» Requirements: Copy the full set of lines exactly as given.

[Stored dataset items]
::::

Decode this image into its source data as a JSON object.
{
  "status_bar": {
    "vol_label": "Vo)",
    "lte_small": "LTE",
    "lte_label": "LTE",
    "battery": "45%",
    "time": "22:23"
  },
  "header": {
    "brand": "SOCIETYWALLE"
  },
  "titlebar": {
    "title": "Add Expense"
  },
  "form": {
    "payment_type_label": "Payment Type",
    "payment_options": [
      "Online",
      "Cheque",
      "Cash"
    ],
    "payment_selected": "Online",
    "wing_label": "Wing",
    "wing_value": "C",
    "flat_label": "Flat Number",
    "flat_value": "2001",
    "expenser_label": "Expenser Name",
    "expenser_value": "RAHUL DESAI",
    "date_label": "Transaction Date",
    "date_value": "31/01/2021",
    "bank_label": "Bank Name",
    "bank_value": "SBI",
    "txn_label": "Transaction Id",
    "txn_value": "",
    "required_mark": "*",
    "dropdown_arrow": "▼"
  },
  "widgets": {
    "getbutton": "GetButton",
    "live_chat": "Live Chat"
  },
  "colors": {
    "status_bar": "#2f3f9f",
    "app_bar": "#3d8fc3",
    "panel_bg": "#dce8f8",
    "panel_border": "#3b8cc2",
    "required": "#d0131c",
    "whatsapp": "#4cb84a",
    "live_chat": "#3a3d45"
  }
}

::::

» Exercise answer:
Decode this image into its source data as a JSON object.
{
  "status_bar": {
    "vol_label": "Vo)",
    "lte_small": "LTE",
    "lte_label": "LTE",
    "battery": "45%",
    "time": "22:23"
  },
  "header": {
    "brand": "SOCIETYWALLE"
  },
  "titlebar": {
    "title": "Add Expense"
  },
  "form": {
    "payment_type_label": "Payment Type",
    "payment_options": [
      "Online",
      "Cheque",
      "Cash"
    ],
    "payment_selected": "Online",
    "wing_label": "Wing",
    "wing_value": "C",
    "flat_label": "Flat Number",
    "flat_value": "2001",
    "expenser_label": "Expenser Name",
    "expenser_value": "RAHUL DESAI",
    "date_label": "Transaction Date",
    "date_value": "31/01/2021",
    "bank_label": "Bank Name",
    "bank_value": "SBI",
    "txn_label": "Transaction Id",
    "txn_value": "",
    "required_mark": "*",
    "dropdown_arrow": "▼"
  },
  "widgets": {
    "getbutton": "GetButton",
    "live_chat": "Live Chat"
  },
  "colors": {
    "status_bar": "#2f3f9f",
    "app_bar": "#3d8fc3",
    "panel_bg": "#dce8f8",
    "panel_border": "#3b8cc2",
    "required": "#d0131c",
    "whatsapp": "#4cb84a",
    "live_chat": "#3a3d45"
  }
}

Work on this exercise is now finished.